>>>

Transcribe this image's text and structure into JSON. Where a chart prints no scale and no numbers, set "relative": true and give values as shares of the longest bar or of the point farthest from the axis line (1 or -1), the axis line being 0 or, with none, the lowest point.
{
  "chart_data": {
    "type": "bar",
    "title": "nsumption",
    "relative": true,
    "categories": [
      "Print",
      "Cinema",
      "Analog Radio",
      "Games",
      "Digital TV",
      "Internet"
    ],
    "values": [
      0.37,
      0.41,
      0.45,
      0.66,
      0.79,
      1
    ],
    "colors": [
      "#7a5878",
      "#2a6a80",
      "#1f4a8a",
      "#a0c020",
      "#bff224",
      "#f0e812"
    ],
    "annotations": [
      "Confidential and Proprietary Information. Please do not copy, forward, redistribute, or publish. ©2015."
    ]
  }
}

<<<

## Job
Reproduce the complete data exactly as presented above.

## Answer to this problem
Transcribe this image's text and structure into JSON. Where a chart prints no scale and no numbers, set "relative": true and give values as shares of the longest bar or of the point farthest from the axis line (1 or -1), the axis line being 0 or, with none, the lowest point.
{
  "chart_data": {
    "type": "bar",
    "title": "nsumption",
    "relative": true,
    "categories": [
      "Print",
      "Cinema",
      "Analog Radio",
      "Games",
      "Digital TV",
      "Internet"
    ],
    "values": [
      0.37,
      0.41,
      0.45,
      0.66,
      0.79,
      1
    ],
    "colors": [
      "#7a5878",
      "#2a6a80",
      "#1f4a8a",
      "#a0c020",
      "#bff224",
      "#f0e812"
    ],
    "annotations": [
      "Confidential and Proprietary Information. Please do not copy, forward, redistribute, or publish. ©2015."
    ]
  }
}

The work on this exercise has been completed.